### SHORT EXERCISE
Copy out every record below, word for word.

===== DATA IN THIS EXERCISE

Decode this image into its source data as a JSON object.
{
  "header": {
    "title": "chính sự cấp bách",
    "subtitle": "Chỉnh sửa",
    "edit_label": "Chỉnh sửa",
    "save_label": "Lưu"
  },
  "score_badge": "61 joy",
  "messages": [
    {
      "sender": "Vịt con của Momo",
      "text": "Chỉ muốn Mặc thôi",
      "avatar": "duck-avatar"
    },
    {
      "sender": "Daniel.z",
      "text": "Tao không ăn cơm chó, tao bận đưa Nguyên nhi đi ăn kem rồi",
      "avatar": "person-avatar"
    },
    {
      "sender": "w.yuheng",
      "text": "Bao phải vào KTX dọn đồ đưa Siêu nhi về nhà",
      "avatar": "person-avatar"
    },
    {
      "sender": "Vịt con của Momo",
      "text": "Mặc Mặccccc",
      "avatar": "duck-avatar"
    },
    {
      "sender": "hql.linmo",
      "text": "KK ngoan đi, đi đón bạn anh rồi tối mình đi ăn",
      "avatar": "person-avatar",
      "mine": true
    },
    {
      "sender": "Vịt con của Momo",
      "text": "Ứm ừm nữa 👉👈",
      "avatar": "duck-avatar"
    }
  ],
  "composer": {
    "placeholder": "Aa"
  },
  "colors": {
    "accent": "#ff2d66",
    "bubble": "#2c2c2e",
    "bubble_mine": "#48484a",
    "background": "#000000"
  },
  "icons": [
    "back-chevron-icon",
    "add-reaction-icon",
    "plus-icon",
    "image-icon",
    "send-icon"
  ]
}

==========

### WRITTEN RESPONSE
Decode this image into its source data as a JSON object.
{
  "header": {
    "title": "chính sự cấp bách",
    "subtitle": "Chỉnh sửa",
    "edit_label": "Chỉnh sửa",
    "save_label": "Lưu"
  },
  "score_badge": "61 joy",
  "messages": [
    {
      "sender": "Vịt con của Momo",
      "text": "Chỉ muốn Mặc thôi",
      "avatar": "duck-avatar"
    },
    {
      "sender": "Daniel.z",
      "text": "Tao không ăn cơm chó, tao bận đưa Nguyên nhi đi ăn kem rồi",
      "avatar": "person-avatar"
    },
    {
      "sender": "w.yuheng",
      "text": "Bao phải vào KTX dọn đồ đưa Siêu nhi về nhà",
      "avatar": "person-avatar"
    },
    {
      "sender": "Vịt con của Momo",
      "text": "Mặc Mặccccc",
      "avatar": "duck-avatar"
    },
    {
      "sender": "hql.linmo",
      "text": "KK ngoan đi, đi đón bạn anh rồi tối mình đi ăn",
      "avatar": "person-avatar",
      "mine": true
    },
    {
      "sender": "Vịt con của Momo",
      "text": "Ứm ừm nữa 👉👈",
      "avatar": "duck-avatar"
    }
  ],
  "composer": {
    "placeholder": "Aa"
  },
  "colors": {
    "accent": "#ff2d66",
    "bubble": "#2c2c2e",
    "bubble_mine": "#48484a",
    "background": "#000000"
  },
  "icons": [
    "back-chevron-icon",
    "add-reaction-icon",
    "plus-icon",
    "image-icon",
    "send-icon"
  ]
}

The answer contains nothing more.